Data entries
————————
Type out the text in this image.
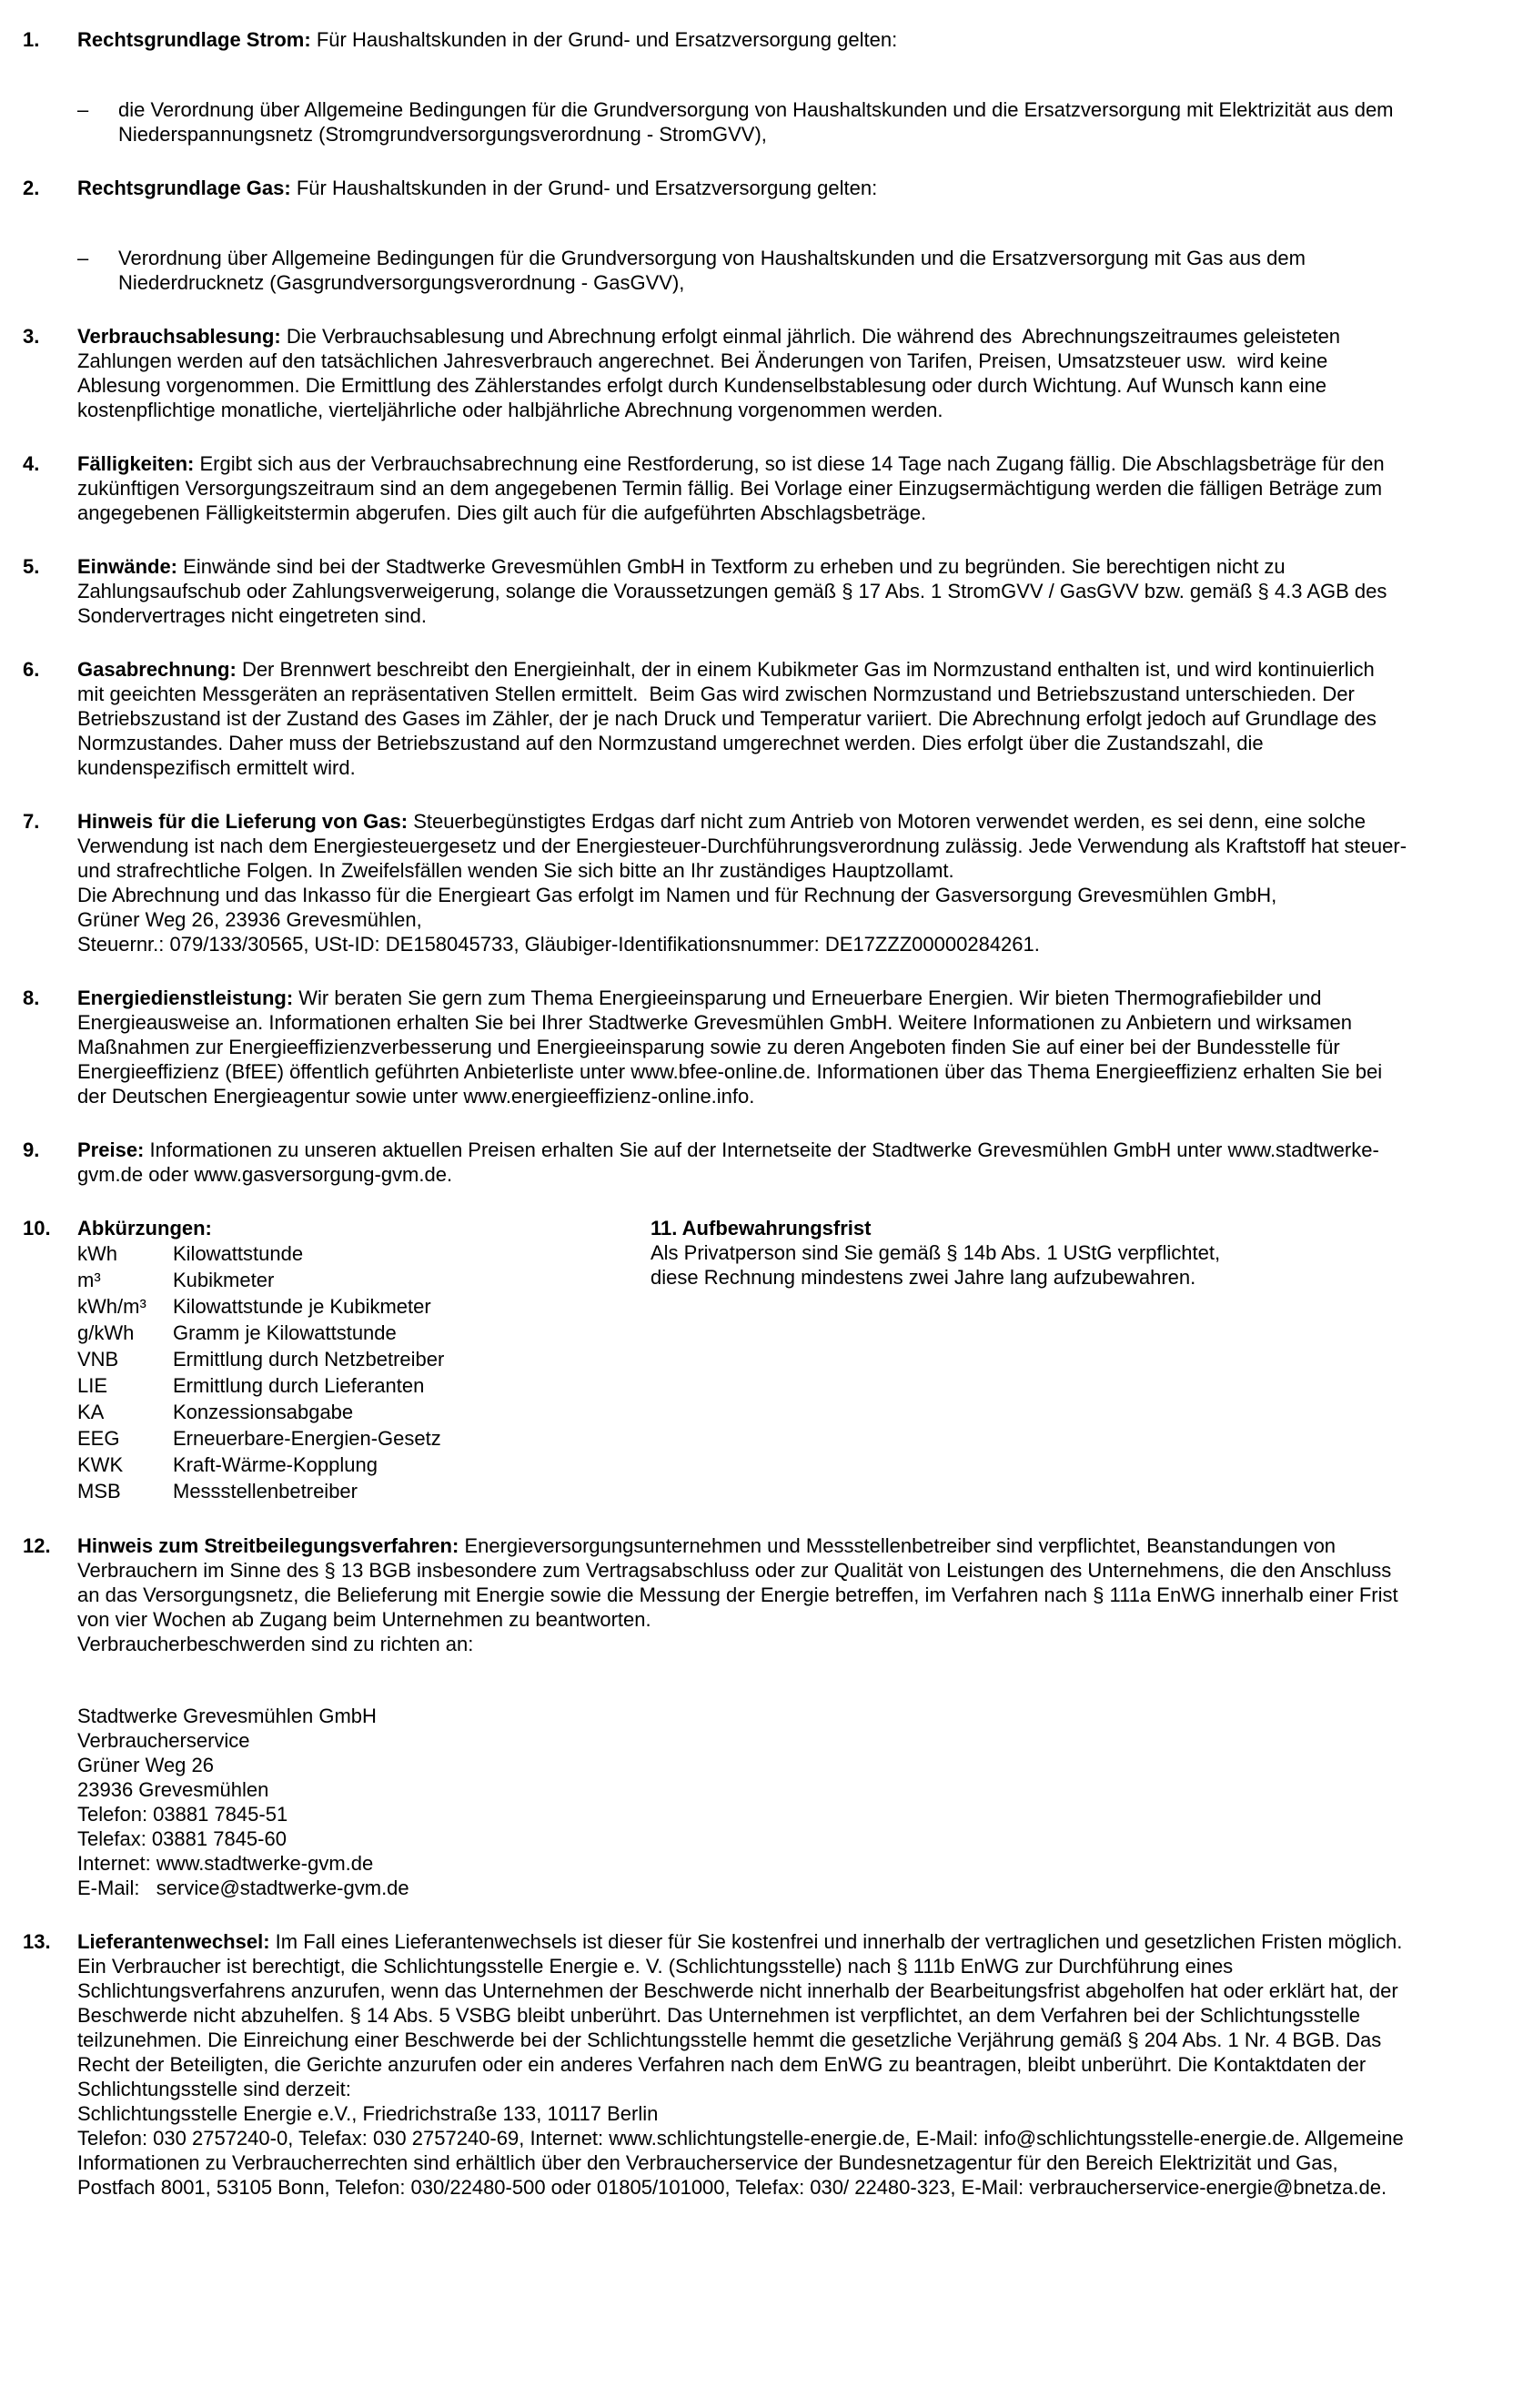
1.	Rechtsgrundlage Strom: Für Haushaltskunden in der Grund- und Ersatzversorgung gelten:

–	die Verordnung über Allgemeine Bedingungen für die Grundversorgung von Haushaltskunden und die Ersatzversorgung mit Elektrizität aus dem Niederspannungsnetz (Stromgrundversorgungsverordnung - StromGVV),

2.	Rechtsgrundlage Gas: Für Haushaltskunden in der Grund- und Ersatzversorgung gelten:

–	Verordnung über Allgemeine Bedingungen für die Grundversorgung von Haushaltskunden und die Ersatzversorgung mit Gas aus dem Niederdrucknetz (Gasgrundversorgungsverordnung - GasGVV),

3.	Verbrauchsablesung: Die Verbrauchsablesung und Abrechnung erfolgt einmal jährlich. Die während des  Abrechnungszeitraumes geleisteten Zahlungen werden auf den tatsächlichen Jahresverbrauch angerechnet. Bei Änderungen von Tarifen, Preisen, Umsatzsteuer usw.  wird keine Ablesung vorgenommen. Die Ermittlung des Zählerstandes erfolgt durch Kundenselbstablesung oder durch Wichtung. Auf Wunsch kann eine kostenpflichtige monatliche, vierteljährliche oder halbjährliche Abrechnung vorgenommen werden.

4.	Fälligkeiten: Ergibt sich aus der Verbrauchsabrechnung eine Restforderung, so ist diese 14 Tage nach Zugang fällig. Die Abschlagsbeträge für den zukünftigen Versorgungszeitraum sind an dem angegebenen Termin fällig. Bei Vorlage einer Einzugsermächtigung werden die fälligen Beträge zum angegebenen Fälligkeitstermin abgerufen. Dies gilt auch für die aufgeführten Abschlagsbeträge.

5.	Einwände: Einwände sind bei der Stadtwerke Grevesmühlen GmbH in Textform zu erheben und zu begründen. Sie berechtigen nicht zu Zahlungsaufschub oder Zahlungsverweigerung, solange die Voraussetzungen gemäß § 17 Abs. 1 StromGVV / GasGVV bzw. gemäß § 4.3 AGB des Sondervertrages nicht eingetreten sind.

6.	Gasabrechnung: Der Brennwert beschreibt den Energieinhalt, der in einem Kubikmeter Gas im Normzustand enthalten ist, und wird kontinuierlich  mit geeichten Messgeräten an repräsentativen Stellen ermittelt.  Beim Gas wird zwischen Normzustand und Betriebszustand unterschieden. Der Betriebszustand ist der Zustand des Gases im Zähler, der je nach Druck und Temperatur variiert. Die Abrechnung erfolgt jedoch auf Grundlage des Normzustandes. Daher muss der Betriebszustand auf den Normzustand umgerechnet werden. Dies erfolgt über die Zustandszahl, die kundenspezifisch ermittelt wird.

7.	Hinweis für die Lieferung von Gas: Steuerbegünstigtes Erdgas darf nicht zum Antrieb von Motoren verwendet werden, es sei denn, eine solche Verwendung ist nach dem Energiesteuergesetz und der Energiesteuer-Durchführungsverordnung zulässig. Jede Verwendung als Kraftstoff hat steuer- und strafrechtliche Folgen. In Zweifelsfällen wenden Sie sich bitte an Ihr zuständiges Hauptzollamt.

Die Abrechnung und das Inkasso für die Energieart Gas erfolgt im Namen und für Rechnung der Gasversorgung Grevesmühlen GmbH,
Grüner Weg 26, 23936 Grevesmühlen,
Steuernr.: 079/133/30565, USt-ID: DE158045733, Gläubiger-Identifikationsnummer: DE17ZZZ00000284261.
8.	Energiedienstleistung: Wir beraten Sie gern zum Thema Energieeinsparung und Erneuerbare Energien. Wir bieten Thermografiebilder und Energieausweise an. Informationen erhalten Sie bei Ihrer Stadtwerke Grevesmühlen GmbH. Weitere Informationen zu Anbietern und wirksamen Maßnahmen zur Energieeffizienzverbesserung und Energieeinsparung sowie zu deren Angeboten finden Sie auf einer bei der Bundesstelle für Energieeffizienz (BfEE) öffentlich geführten Anbieterliste unter www.bfee-online.de. Informationen über das Thema Energieeffizienz erhalten Sie bei der Deutschen Energieagentur sowie unter www.energieeffizienz-online.info.

9.	Preise: Informationen zu unseren aktuellen Preisen erhalten Sie auf der Internetseite der Stadtwerke Grevesmühlen GmbH unter www.stadtwerke-gvm.de oder www.gasversorgung-gvm.de.

10.	Abkürzungen:

kWh	Kilowattstunde
m³	Kubikmeter
kWh/m³	Kilowattstunde je Kubikmeter
g/kWh	Gramm je Kilowattstunde
VNB	Ermittlung durch Netzbetreiber
LIE	Ermittlung durch Lieferanten
KA	Konzessionsabgabe
EEG	Erneuerbare-Energien-Gesetz
KWK	Kraft-Wärme-Kopplung
MSB	Messstellenbetreiber

11. Aufbewahrungsfrist

Als Privatperson sind Sie gemäß § 14b Abs. 1 UStG verpflichtet,
diese Rechnung mindestens zwei Jahre lang aufzubewahren.
12.	Hinweis zum Streitbeilegungsverfahren: Energieversorgungsunternehmen und Messstellenbetreiber sind verpflichtet, Beanstandungen von Verbrauchern im Sinne des § 13 BGB insbesondere zum Vertragsabschluss oder zur Qualität von Leistungen des Unternehmens, die den Anschluss an das Versorgungsnetz, die Belieferung mit Energie sowie die Messung der Energie betreffen, im Verfahren nach § 111a EnWG innerhalb einer Frist von vier Wochen ab Zugang beim Unternehmen zu beantworten.

Verbraucherbeschwerden sind zu richten an:
Stadtwerke Grevesmühlen GmbH
Verbraucherservice
Grüner Weg 26
23936 Grevesmühlen
Telefon: 03881 7845-51
Telefax: 03881 7845-60
Internet: www.stadtwerke-gvm.de
E-Mail:   service@stadtwerke-gvm.de
13.	Lieferantenwechsel: Im Fall eines Lieferantenwechsels ist dieser für Sie kostenfrei und innerhalb der vertraglichen und gesetzlichen Fristen möglich.

Ein Verbraucher ist berechtigt, die Schlichtungsstelle Energie e. V. (Schlichtungsstelle) nach § 111b EnWG zur Durchführung eines Schlichtungsverfahrens anzurufen, wenn das Unternehmen der Beschwerde nicht innerhalb der Bearbeitungsfrist abgeholfen hat oder erklärt hat, der Beschwerde nicht abzuhelfen. § 14 Abs. 5 VSBG bleibt unberührt. Das Unternehmen ist verpflichtet, an dem Verfahren bei der Schlichtungsstelle teilzunehmen. Die Einreichung einer Beschwerde bei der Schlichtungsstelle hemmt die gesetzliche Verjährung gemäß § 204 Abs. 1 Nr. 4 BGB. Das Recht der Beteiligten, die Gerichte anzurufen oder ein anderes Verfahren nach dem EnWG zu beantragen, bleibt unberührt. Die Kontaktdaten der Schlichtungsstelle sind derzeit:

Schlichtungsstelle Energie e.V., Friedrichstraße 133, 10117 Berlin

Telefon: 030 2757240-0, Telefax: 030 2757240-69, Internet: www.schlichtungstelle-energie.de, E-Mail: info@schlichtungsstelle-energie.de. Allgemeine Informationen zu Verbraucherrechten sind erhältlich über den Verbraucherservice der Bundesnetzagentur für den Bereich Elektrizität und Gas, Postfach 8001, 53105 Bonn, Telefon: 030/22480-500 oder 01805/101000, Telefax: 030/ 22480-323, E-Mail: verbraucherservice-energie@bnetza.de.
————————
Transcribe all entries above exactly. Omit the pictures.

_TASK SOLUTION_:
Type out the text in this image.
1.	Rechtsgrundlage Strom: Für Haushaltskunden in der Grund- und Ersatzversorgung gelten:

–	die Verordnung über Allgemeine Bedingungen für die Grundversorgung von Haushaltskunden und die Ersatzversorgung mit Elektrizität aus dem Niederspannungsnetz (Stromgrundversorgungsverordnung - StromGVV),

2.	Rechtsgrundlage Gas: Für Haushaltskunden in der Grund- und Ersatzversorgung gelten:

–	Verordnung über Allgemeine Bedingungen für die Grundversorgung von Haushaltskunden und die Ersatzversorgung mit Gas aus dem Niederdrucknetz (Gasgrundversorgungsverordnung - GasGVV),

3.	Verbrauchsablesung: Die Verbrauchsablesung und Abrechnung erfolgt einmal jährlich. Die während des  Abrechnungszeitraumes geleisteten Zahlungen werden auf den tatsächlichen Jahresverbrauch angerechnet. Bei Änderungen von Tarifen, Preisen, Umsatzsteuer usw.  wird keine Ablesung vorgenommen. Die Ermittlung des Zählerstandes erfolgt durch Kundenselbstablesung oder durch Wichtung. Auf Wunsch kann eine kostenpflichtige monatliche, vierteljährliche oder halbjährliche Abrechnung vorgenommen werden.

4.	Fälligkeiten: Ergibt sich aus der Verbrauchsabrechnung eine Restforderung, so ist diese 14 Tage nach Zugang fällig. Die Abschlagsbeträge für den zukünftigen Versorgungszeitraum sind an dem angegebenen Termin fällig. Bei Vorlage einer Einzugsermächtigung werden die fälligen Beträge zum angegebenen Fälligkeitstermin abgerufen. Dies gilt auch für die aufgeführten Abschlagsbeträge.

5.	Einwände: Einwände sind bei der Stadtwerke Grevesmühlen GmbH in Textform zu erheben und zu begründen. Sie berechtigen nicht zu Zahlungsaufschub oder Zahlungsverweigerung, solange die Voraussetzungen gemäß § 17 Abs. 1 StromGVV / GasGVV bzw. gemäß § 4.3 AGB des Sondervertrages nicht eingetreten sind.

6.	Gasabrechnung: Der Brennwert beschreibt den Energieinhalt, der in einem Kubikmeter Gas im Normzustand enthalten ist, und wird kontinuierlich  mit geeichten Messgeräten an repräsentativen Stellen ermittelt.  Beim Gas wird zwischen Normzustand und Betriebszustand unterschieden. Der Betriebszustand ist der Zustand des Gases im Zähler, der je nach Druck und Temperatur variiert. Die Abrechnung erfolgt jedoch auf Grundlage des Normzustandes. Daher muss der Betriebszustand auf den Normzustand umgerechnet werden. Dies erfolgt über die Zustandszahl, die kundenspezifisch ermittelt wird.

7.	Hinweis für die Lieferung von Gas: Steuerbegünstigtes Erdgas darf nicht zum Antrieb von Motoren verwendet werden, es sei denn, eine solche Verwendung ist nach dem Energiesteuergesetz und der Energiesteuer-Durchführungsverordnung zulässig. Jede Verwendung als Kraftstoff hat steuer- und strafrechtliche Folgen. In Zweifelsfällen wenden Sie sich bitte an Ihr zuständiges Hauptzollamt.

Die Abrechnung und das Inkasso für die Energieart Gas erfolgt im Namen und für Rechnung der Gasversorgung Grevesmühlen GmbH,
Grüner Weg 26, 23936 Grevesmühlen,
Steuernr.: 079/133/30565, USt-ID: DE158045733, Gläubiger-Identifikationsnummer: DE17ZZZ00000284261.
8.	Energiedienstleistung: Wir beraten Sie gern zum Thema Energieeinsparung und Erneuerbare Energien. Wir bieten Thermografiebilder und Energieausweise an. Informationen erhalten Sie bei Ihrer Stadtwerke Grevesmühlen GmbH. Weitere Informationen zu Anbietern und wirksamen Maßnahmen zur Energieeffizienzverbesserung und Energieeinsparung sowie zu deren Angeboten finden Sie auf einer bei der Bundesstelle für Energieeffizienz (BfEE) öffentlich geführten Anbieterliste unter www.bfee-online.de. Informationen über das Thema Energieeffizienz erhalten Sie bei der Deutschen Energieagentur sowie unter www.energieeffizienz-online.info.

9.	Preise: Informationen zu unseren aktuellen Preisen erhalten Sie auf der Internetseite der Stadtwerke Grevesmühlen GmbH unter www.stadtwerke-gvm.de oder www.gasversorgung-gvm.de.

10.	Abkürzungen:

kWh	Kilowattstunde
m³	Kubikmeter
kWh/m³	Kilowattstunde je Kubikmeter
g/kWh	Gramm je Kilowattstunde
VNB	Ermittlung durch Netzbetreiber
LIE	Ermittlung durch Lieferanten
KA	Konzessionsabgabe
EEG	Erneuerbare-Energien-Gesetz
KWK	Kraft-Wärme-Kopplung
MSB	Messstellenbetreiber

11. Aufbewahrungsfrist

Als Privatperson sind Sie gemäß § 14b Abs. 1 UStG verpflichtet,
diese Rechnung mindestens zwei Jahre lang aufzubewahren.
12.	Hinweis zum Streitbeilegungsverfahren: Energieversorgungsunternehmen und Messstellenbetreiber sind verpflichtet, Beanstandungen von Verbrauchern im Sinne des § 13 BGB insbesondere zum Vertragsabschluss oder zur Qualität von Leistungen des Unternehmens, die den Anschluss an das Versorgungsnetz, die Belieferung mit Energie sowie die Messung der Energie betreffen, im Verfahren nach § 111a EnWG innerhalb einer Frist von vier Wochen ab Zugang beim Unternehmen zu beantworten.

Verbraucherbeschwerden sind zu richten an:
Stadtwerke Grevesmühlen GmbH
Verbraucherservice
Grüner Weg 26
23936 Grevesmühlen
Telefon: 03881 7845-51
Telefax: 03881 7845-60
Internet: www.stadtwerke-gvm.de
E-Mail:   service@stadtwerke-gvm.de
13.	Lieferantenwechsel: Im Fall eines Lieferantenwechsels ist dieser für Sie kostenfrei und innerhalb der vertraglichen und gesetzlichen Fristen möglich.

Ein Verbraucher ist berechtigt, die Schlichtungsstelle Energie e. V. (Schlichtungsstelle) nach § 111b EnWG zur Durchführung eines Schlichtungsverfahrens anzurufen, wenn das Unternehmen der Beschwerde nicht innerhalb der Bearbeitungsfrist abgeholfen hat oder erklärt hat, der Beschwerde nicht abzuhelfen. § 14 Abs. 5 VSBG bleibt unberührt. Das Unternehmen ist verpflichtet, an dem Verfahren bei der Schlichtungsstelle teilzunehmen. Die Einreichung einer Beschwerde bei der Schlichtungsstelle hemmt die gesetzliche Verjährung gemäß § 204 Abs. 1 Nr. 4 BGB. Das Recht der Beteiligten, die Gerichte anzurufen oder ein anderes Verfahren nach dem EnWG zu beantragen, bleibt unberührt. Die Kontaktdaten der Schlichtungsstelle sind derzeit:

Schlichtungsstelle Energie e.V., Friedrichstraße 133, 10117 Berlin

Telefon: 030 2757240-0, Telefax: 030 2757240-69, Internet: www.schlichtungstelle-energie.de, E-Mail: info@schlichtungsstelle-energie.de. Allgemeine Informationen zu Verbraucherrechten sind erhältlich über den Verbraucherservice der Bundesnetzagentur für den Bereich Elektrizität und Gas, Postfach 8001, 53105 Bonn, Telefon: 030/22480-500 oder 01805/101000, Telefax: 030/ 22480-323, E-Mail: verbraucherservice-energie@bnetza.de.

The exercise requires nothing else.